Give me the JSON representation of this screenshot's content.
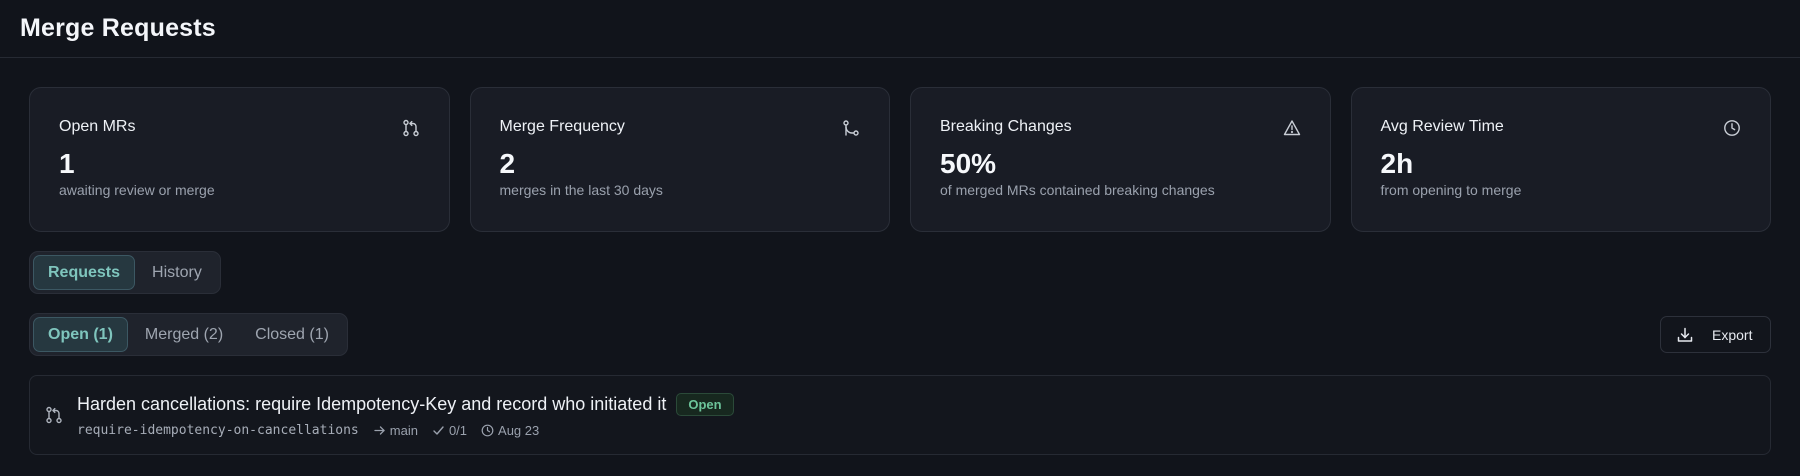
{
  "header": {
    "title": "Merge Requests"
  },
  "stats": [
    {
      "title": "Open MRs",
      "value": "1",
      "subtitle": "awaiting review or merge",
      "icon": "git-pull-request-icon"
    },
    {
      "title": "Merge Frequency",
      "value": "2",
      "subtitle": "merges in the last 30 days",
      "icon": "git-merge-icon"
    },
    {
      "title": "Breaking Changes",
      "value": "50%",
      "subtitle": "of merged MRs contained breaking changes",
      "icon": "warning-triangle-icon"
    },
    {
      "title": "Avg Review Time",
      "value": "2h",
      "subtitle": "from opening to merge",
      "icon": "clock-icon"
    }
  ],
  "view_tabs": [
    {
      "label": "Requests",
      "active": true
    },
    {
      "label": "History",
      "active": false
    }
  ],
  "status_filters": [
    {
      "label": "Open (1)",
      "active": true
    },
    {
      "label": "Merged (2)",
      "active": false
    },
    {
      "label": "Closed (1)",
      "active": false
    }
  ],
  "export": {
    "label": "Export",
    "icon": "download-icon"
  },
  "merge_requests": [
    {
      "title": "Harden cancellations: require Idempotency-Key and record who initiated it",
      "status": "Open",
      "source_branch": "require-idempotency-on-cancellations",
      "target_branch": "main",
      "approvals": "0/1",
      "date": "Aug 23"
    }
  ],
  "colors": {
    "background": "#11141b",
    "card": "#191c25",
    "accent": "#7fc5bd",
    "open_badge": "#6cc39a"
  }
}
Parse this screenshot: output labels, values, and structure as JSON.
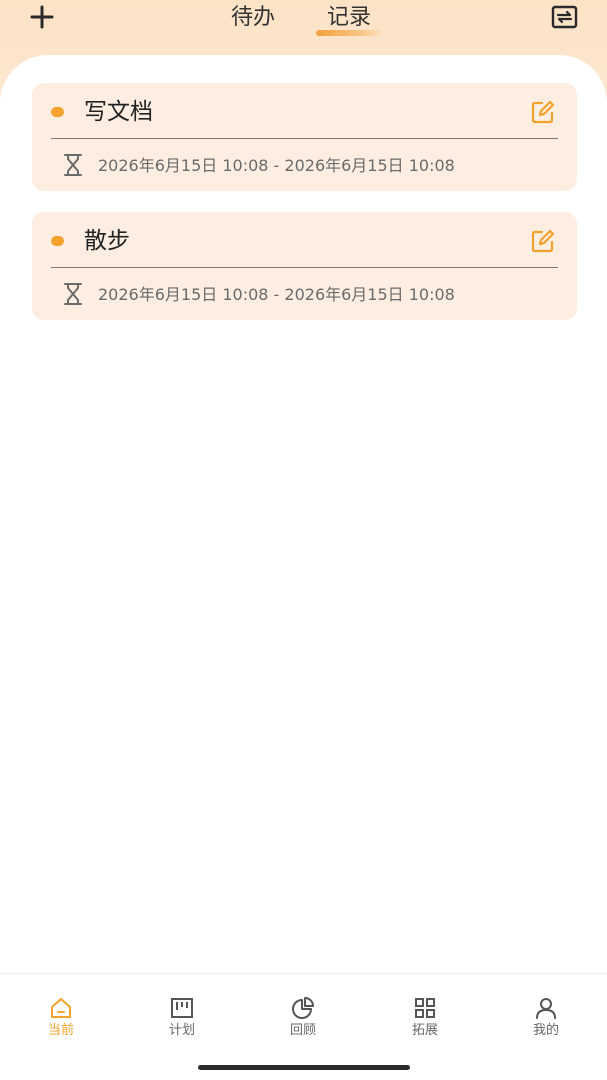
{
  "header": {
    "add_icon": "plus-icon",
    "tabs": [
      {
        "label": "待办",
        "active": false
      },
      {
        "label": "记录",
        "active": true
      }
    ],
    "sync_icon": "sync-icon"
  },
  "records": [
    {
      "title": "写文档",
      "time_range": "2026年6月15日 10:08 - 2026年6月15日 10:08"
    },
    {
      "title": "散步",
      "time_range": "2026年6月15日 10:08 - 2026年6月15日 10:08"
    }
  ],
  "tabbar": {
    "items": [
      {
        "label": "当前",
        "icon": "home-icon",
        "active": true
      },
      {
        "label": "计划",
        "icon": "kanban-icon",
        "active": false
      },
      {
        "label": "回顾",
        "icon": "pie-chart-icon",
        "active": false
      },
      {
        "label": "拓展",
        "icon": "grid-icon",
        "active": false
      },
      {
        "label": "我的",
        "icon": "user-icon",
        "active": false
      }
    ]
  },
  "colors": {
    "accent": "#f4a22e",
    "card_bg": "#fdeee1",
    "header_bg": "#fde3c6"
  }
}
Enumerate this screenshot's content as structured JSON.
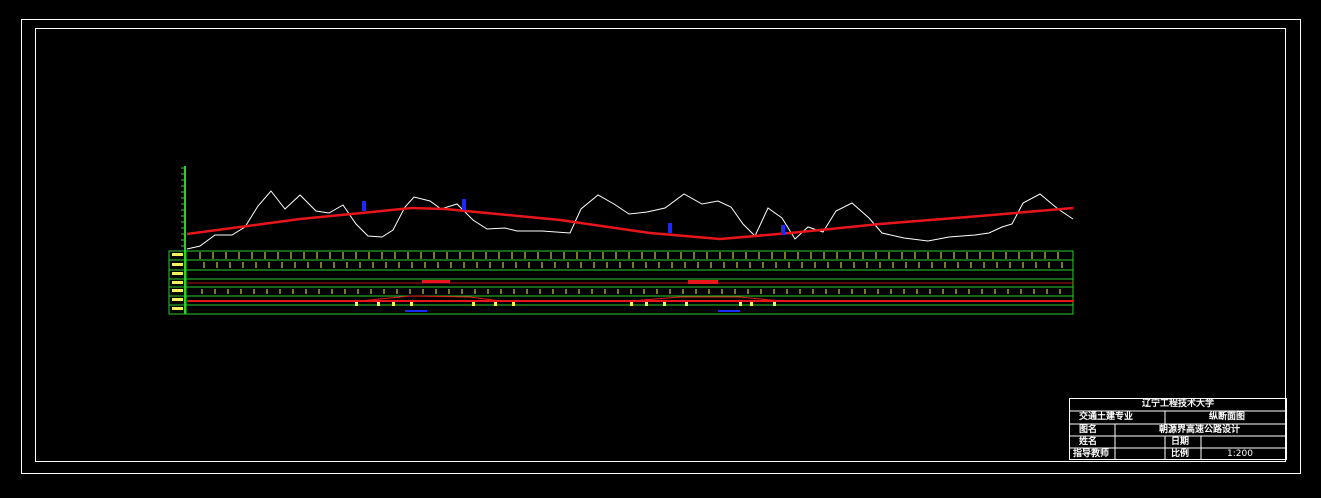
{
  "title_block": {
    "university": "辽宁工程技术大学",
    "major": "交通土建专业",
    "drawing_name": "纵断面图",
    "label_title": "图名",
    "title_value": "朝源界高速公路设计",
    "label_name": "姓名",
    "label_date": "日期",
    "label_advisor": "指导教师",
    "label_scale": "比例",
    "scale_value": "1:200"
  },
  "colors": {
    "background": "#000000",
    "frame": "#ffffff",
    "ground_line": "#ffffff",
    "design_line": "#e8161a",
    "grid": "#2ecc2e",
    "annotation": "#f2f25a",
    "structure": "#1b2bff"
  }
}
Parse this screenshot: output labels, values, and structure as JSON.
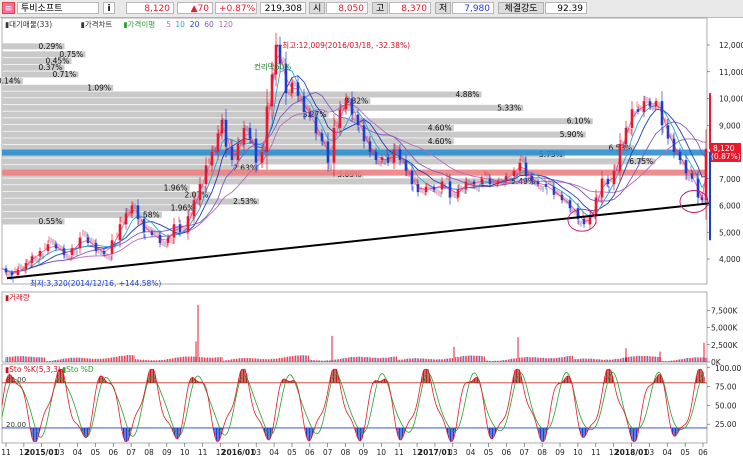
{
  "topbar": {
    "stock_name": "투비소프트",
    "info_icon": "i",
    "price": "8,120",
    "change": "▲70",
    "change_pct": "+0.87%",
    "volume": "219,308",
    "open_label": "시",
    "open": "8,050",
    "high_label": "고",
    "high": "8,370",
    "low_label": "저",
    "low": "7,980",
    "strength_label": "체결강도",
    "strength": "92.39"
  },
  "chart_data": [
    {
      "type": "line",
      "title": "",
      "legend": [
        "대기매물(33)",
        "가격차트",
        "가격이평",
        "5",
        "10",
        "20",
        "60",
        "120"
      ],
      "x_tick_labels": [
        "11",
        "12",
        "2015/01",
        "03",
        "04",
        "05",
        "06",
        "07",
        "08",
        "09",
        "10",
        "11",
        "12",
        "2016/01",
        "03",
        "04",
        "05",
        "06",
        "07",
        "08",
        "09",
        "10",
        "11",
        "12",
        "2017/01",
        "03",
        "04",
        "05",
        "06",
        "07",
        "08",
        "09",
        "10",
        "11",
        "12",
        "2018/01",
        "03",
        "04",
        "05",
        "06"
      ],
      "y_ticks": [
        4000,
        5000,
        6000,
        7000,
        8000,
        9000,
        10000,
        11000,
        12000
      ],
      "ylim": [
        2700,
        12700
      ],
      "colors": {
        "up": "#e8192c",
        "down": "#1a3fcf",
        "ma5": "#ff5aa0",
        "ma10": "#27a6d8",
        "ma20": "#1f3fbf",
        "ma60": "#7b5ec2",
        "ma120": "#b46bb8"
      },
      "close_series": [
        {
          "x": 0,
          "y": 3650
        },
        {
          "x": 4,
          "y": 3500
        },
        {
          "x": 10,
          "y": 3400
        },
        {
          "x": 16,
          "y": 3600
        },
        {
          "x": 24,
          "y": 3850
        },
        {
          "x": 30,
          "y": 4100
        },
        {
          "x": 38,
          "y": 4300
        },
        {
          "x": 46,
          "y": 4550
        },
        {
          "x": 54,
          "y": 4400
        },
        {
          "x": 62,
          "y": 4150
        },
        {
          "x": 70,
          "y": 4400
        },
        {
          "x": 78,
          "y": 4800
        },
        {
          "x": 86,
          "y": 4600
        },
        {
          "x": 94,
          "y": 4300
        },
        {
          "x": 102,
          "y": 4200
        },
        {
          "x": 110,
          "y": 4700
        },
        {
          "x": 118,
          "y": 5300
        },
        {
          "x": 124,
          "y": 5700
        },
        {
          "x": 130,
          "y": 6000
        },
        {
          "x": 136,
          "y": 5500
        },
        {
          "x": 142,
          "y": 5000
        },
        {
          "x": 150,
          "y": 4900
        },
        {
          "x": 158,
          "y": 4600
        },
        {
          "x": 166,
          "y": 4800
        },
        {
          "x": 172,
          "y": 5300
        },
        {
          "x": 178,
          "y": 5000
        },
        {
          "x": 186,
          "y": 5600
        },
        {
          "x": 192,
          "y": 6200
        },
        {
          "x": 198,
          "y": 6800
        },
        {
          "x": 204,
          "y": 7500
        },
        {
          "x": 210,
          "y": 8000
        },
        {
          "x": 216,
          "y": 8700
        },
        {
          "x": 220,
          "y": 9200
        },
        {
          "x": 224,
          "y": 8200
        },
        {
          "x": 230,
          "y": 7700
        },
        {
          "x": 236,
          "y": 8300
        },
        {
          "x": 242,
          "y": 8900
        },
        {
          "x": 248,
          "y": 8500
        },
        {
          "x": 254,
          "y": 7600
        },
        {
          "x": 260,
          "y": 8000
        },
        {
          "x": 265,
          "y": 9700
        },
        {
          "x": 270,
          "y": 10900
        },
        {
          "x": 274,
          "y": 12009
        },
        {
          "x": 278,
          "y": 11300
        },
        {
          "x": 284,
          "y": 10200
        },
        {
          "x": 290,
          "y": 10600
        },
        {
          "x": 296,
          "y": 10100
        },
        {
          "x": 302,
          "y": 9500
        },
        {
          "x": 308,
          "y": 9300
        },
        {
          "x": 314,
          "y": 8700
        },
        {
          "x": 320,
          "y": 8400
        },
        {
          "x": 326,
          "y": 7600
        },
        {
          "x": 332,
          "y": 8900
        },
        {
          "x": 338,
          "y": 9600
        },
        {
          "x": 344,
          "y": 10000
        },
        {
          "x": 350,
          "y": 9400
        },
        {
          "x": 356,
          "y": 9000
        },
        {
          "x": 362,
          "y": 8400
        },
        {
          "x": 368,
          "y": 8000
        },
        {
          "x": 374,
          "y": 7700
        },
        {
          "x": 380,
          "y": 7800
        },
        {
          "x": 386,
          "y": 7600
        },
        {
          "x": 392,
          "y": 8100
        },
        {
          "x": 398,
          "y": 7700
        },
        {
          "x": 404,
          "y": 7300
        },
        {
          "x": 410,
          "y": 6800
        },
        {
          "x": 416,
          "y": 6500
        },
        {
          "x": 424,
          "y": 6700
        },
        {
          "x": 432,
          "y": 6600
        },
        {
          "x": 440,
          "y": 6900
        },
        {
          "x": 448,
          "y": 6300
        },
        {
          "x": 456,
          "y": 6600
        },
        {
          "x": 464,
          "y": 6900
        },
        {
          "x": 472,
          "y": 6800
        },
        {
          "x": 480,
          "y": 7000
        },
        {
          "x": 488,
          "y": 6800
        },
        {
          "x": 496,
          "y": 6900
        },
        {
          "x": 504,
          "y": 7100
        },
        {
          "x": 512,
          "y": 7300
        },
        {
          "x": 518,
          "y": 7600
        },
        {
          "x": 524,
          "y": 7100
        },
        {
          "x": 530,
          "y": 6900
        },
        {
          "x": 536,
          "y": 6800
        },
        {
          "x": 544,
          "y": 6700
        },
        {
          "x": 552,
          "y": 6400
        },
        {
          "x": 560,
          "y": 6200
        },
        {
          "x": 568,
          "y": 5900
        },
        {
          "x": 576,
          "y": 5500
        },
        {
          "x": 582,
          "y": 5300
        },
        {
          "x": 588,
          "y": 5600
        },
        {
          "x": 594,
          "y": 6300
        },
        {
          "x": 600,
          "y": 7000
        },
        {
          "x": 606,
          "y": 6800
        },
        {
          "x": 612,
          "y": 7300
        },
        {
          "x": 618,
          "y": 8300
        },
        {
          "x": 624,
          "y": 8900
        },
        {
          "x": 630,
          "y": 9600
        },
        {
          "x": 636,
          "y": 9500
        },
        {
          "x": 642,
          "y": 9900
        },
        {
          "x": 648,
          "y": 9700
        },
        {
          "x": 654,
          "y": 9900
        },
        {
          "x": 660,
          "y": 9000
        },
        {
          "x": 666,
          "y": 8500
        },
        {
          "x": 672,
          "y": 8000
        },
        {
          "x": 678,
          "y": 7700
        },
        {
          "x": 684,
          "y": 7200
        },
        {
          "x": 690,
          "y": 7000
        },
        {
          "x": 696,
          "y": 6300
        },
        {
          "x": 700,
          "y": 6200
        },
        {
          "x": 704,
          "y": 8120
        }
      ],
      "trendline": [
        {
          "x": 5,
          "y": 3280
        },
        {
          "x": 707,
          "y": 6080
        }
      ],
      "horizontal_levels": [
        {
          "y": 7980,
          "color": "#2a8fd0",
          "label": "5.90%"
        },
        {
          "y": 7230,
          "color": "#f08080",
          "label": "5.73%"
        }
      ],
      "volume_profile": [
        {
          "price": 11950,
          "pct": "0.29%",
          "width": 0.09
        },
        {
          "price": 11650,
          "pct": "0.75%",
          "width": 0.12
        },
        {
          "price": 11400,
          "pct": "0.45%",
          "width": 0.1
        },
        {
          "price": 11150,
          "pct": "0.37%",
          "width": 0.09
        },
        {
          "price": 10900,
          "pct": "0.71%",
          "width": 0.11
        },
        {
          "price": 10650,
          "pct": "0.14%",
          "width": 0.03
        },
        {
          "price": 10400,
          "pct": "1.09%",
          "width": 0.16
        },
        {
          "price": 10150,
          "pct": "4.88%",
          "width": 0.69
        },
        {
          "price": 9900,
          "pct": "3.32%",
          "width": 0.53
        },
        {
          "price": 9650,
          "pct": "5.33%",
          "width": 0.75
        },
        {
          "price": 9400,
          "pct": "3.27%",
          "width": 0.47
        },
        {
          "price": 9150,
          "pct": "6.10%",
          "width": 0.85
        },
        {
          "price": 8900,
          "pct": "4.60%",
          "width": 0.65
        },
        {
          "price": 8650,
          "pct": "5.90%",
          "width": 0.84
        },
        {
          "price": 8400,
          "pct": "4.60%",
          "width": 0.65
        },
        {
          "price": 8150,
          "pct": "6.53%",
          "width": 0.91
        },
        {
          "price": 7900,
          "pct": "5.73%",
          "width": 0.81
        },
        {
          "price": 7650,
          "pct": "6.75%",
          "width": 0.94
        },
        {
          "price": 7400,
          "pct": "2.63%",
          "width": 0.37
        },
        {
          "price": 7150,
          "pct": "3.69%",
          "width": 0.52
        },
        {
          "price": 6900,
          "pct": "5.49%",
          "width": 0.77
        },
        {
          "price": 6650,
          "pct": "1.96%",
          "width": 0.27
        },
        {
          "price": 6400,
          "pct": "2.07%",
          "width": 0.3
        },
        {
          "price": 6150,
          "pct": "2.53%",
          "width": 0.37
        },
        {
          "price": 5900,
          "pct": "1.96%",
          "width": 0.28
        },
        {
          "price": 5650,
          "pct": "1.58%",
          "width": 0.23
        },
        {
          "price": 5400,
          "pct": "0.55%",
          "width": 0.09
        }
      ],
      "annotations": {
        "high": "←최고:12,009(2016/03/18, -32.38%)",
        "low": "최저:3,320(2014/12/16, +144.58%)",
        "peak_text": "컨리막60%",
        "price_tag": "8,120",
        "price_tag_pct": "(0.87%)"
      }
    },
    {
      "type": "bar",
      "title": "거래량",
      "y_ticks": [
        "7,500K",
        "5,000K",
        "2,500K",
        "0K"
      ],
      "y_tick_values": [
        7500,
        5000,
        2500,
        0
      ],
      "ylim": [
        0,
        9000
      ],
      "spikes": [
        {
          "x": 196,
          "value": 8300
        },
        {
          "x": 194,
          "value": 3000
        },
        {
          "x": 330,
          "value": 3800
        },
        {
          "x": 452,
          "value": 2200
        },
        {
          "x": 516,
          "value": 3600
        },
        {
          "x": 624,
          "value": 2000
        },
        {
          "x": 658,
          "value": 1500
        },
        {
          "x": 702,
          "value": 2800
        }
      ]
    },
    {
      "type": "line",
      "title": "",
      "legend": [
        "Sto %K(5,3,3)",
        "Sto %D"
      ],
      "y_ticks": [
        "100.00",
        "75.00",
        "50.00",
        "25.00"
      ],
      "y_tick_values": [
        100,
        75,
        50,
        25
      ],
      "ylim": [
        0,
        105
      ],
      "levels": [
        {
          "y": 80,
          "label": "80.00"
        },
        {
          "y": 20,
          "label": "20.00"
        }
      ]
    }
  ]
}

________

The exercise: Go through the listing above and return every line where the word "content" occurs.

Result:
Give me the JSON representation of this screenshot's content.
Enumerate this screenshot's content as structured JSON.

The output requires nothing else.